Extracted data entries

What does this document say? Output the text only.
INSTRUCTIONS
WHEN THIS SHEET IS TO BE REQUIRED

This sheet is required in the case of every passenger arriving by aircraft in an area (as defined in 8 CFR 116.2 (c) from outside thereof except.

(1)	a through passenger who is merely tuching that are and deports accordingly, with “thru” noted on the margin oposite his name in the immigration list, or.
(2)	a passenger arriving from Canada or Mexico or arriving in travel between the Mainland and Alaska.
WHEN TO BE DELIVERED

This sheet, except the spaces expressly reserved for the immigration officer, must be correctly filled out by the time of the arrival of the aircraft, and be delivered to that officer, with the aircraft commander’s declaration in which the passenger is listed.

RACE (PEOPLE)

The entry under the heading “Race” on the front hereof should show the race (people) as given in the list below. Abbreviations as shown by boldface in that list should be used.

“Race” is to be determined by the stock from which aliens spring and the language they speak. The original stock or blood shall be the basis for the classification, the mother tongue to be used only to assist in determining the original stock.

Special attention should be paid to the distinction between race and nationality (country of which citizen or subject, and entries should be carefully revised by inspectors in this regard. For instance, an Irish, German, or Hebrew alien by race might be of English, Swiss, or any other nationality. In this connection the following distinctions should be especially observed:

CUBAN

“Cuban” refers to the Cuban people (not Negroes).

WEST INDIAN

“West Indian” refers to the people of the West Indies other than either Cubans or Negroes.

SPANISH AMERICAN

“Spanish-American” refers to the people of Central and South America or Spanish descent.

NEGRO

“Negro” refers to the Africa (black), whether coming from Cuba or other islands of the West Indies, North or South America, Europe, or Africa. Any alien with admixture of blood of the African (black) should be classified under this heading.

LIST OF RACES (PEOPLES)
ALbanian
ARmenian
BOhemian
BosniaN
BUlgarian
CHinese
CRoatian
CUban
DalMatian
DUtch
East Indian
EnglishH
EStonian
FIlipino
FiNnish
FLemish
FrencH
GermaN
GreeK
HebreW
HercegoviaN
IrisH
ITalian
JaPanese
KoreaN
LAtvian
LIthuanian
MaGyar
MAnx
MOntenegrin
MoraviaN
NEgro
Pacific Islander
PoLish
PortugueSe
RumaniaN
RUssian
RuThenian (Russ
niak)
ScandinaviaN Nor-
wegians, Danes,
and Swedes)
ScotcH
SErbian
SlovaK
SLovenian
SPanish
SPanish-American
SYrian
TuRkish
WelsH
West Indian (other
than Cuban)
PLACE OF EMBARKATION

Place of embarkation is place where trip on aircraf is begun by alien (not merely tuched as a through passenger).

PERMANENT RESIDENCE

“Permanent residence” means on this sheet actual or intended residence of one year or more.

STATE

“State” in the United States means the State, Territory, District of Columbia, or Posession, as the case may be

• [Exercise task] Collect each line above holding the string "case".

• [Solution for this exercise]
This sheet is required in the case of every passenger arriving by aircraft in an area (as defined in 8 CFR 116.2 (c) from outside thereof except.
“State” in the United States means the State, Territory, District of Columbia, or Posession, as the case may be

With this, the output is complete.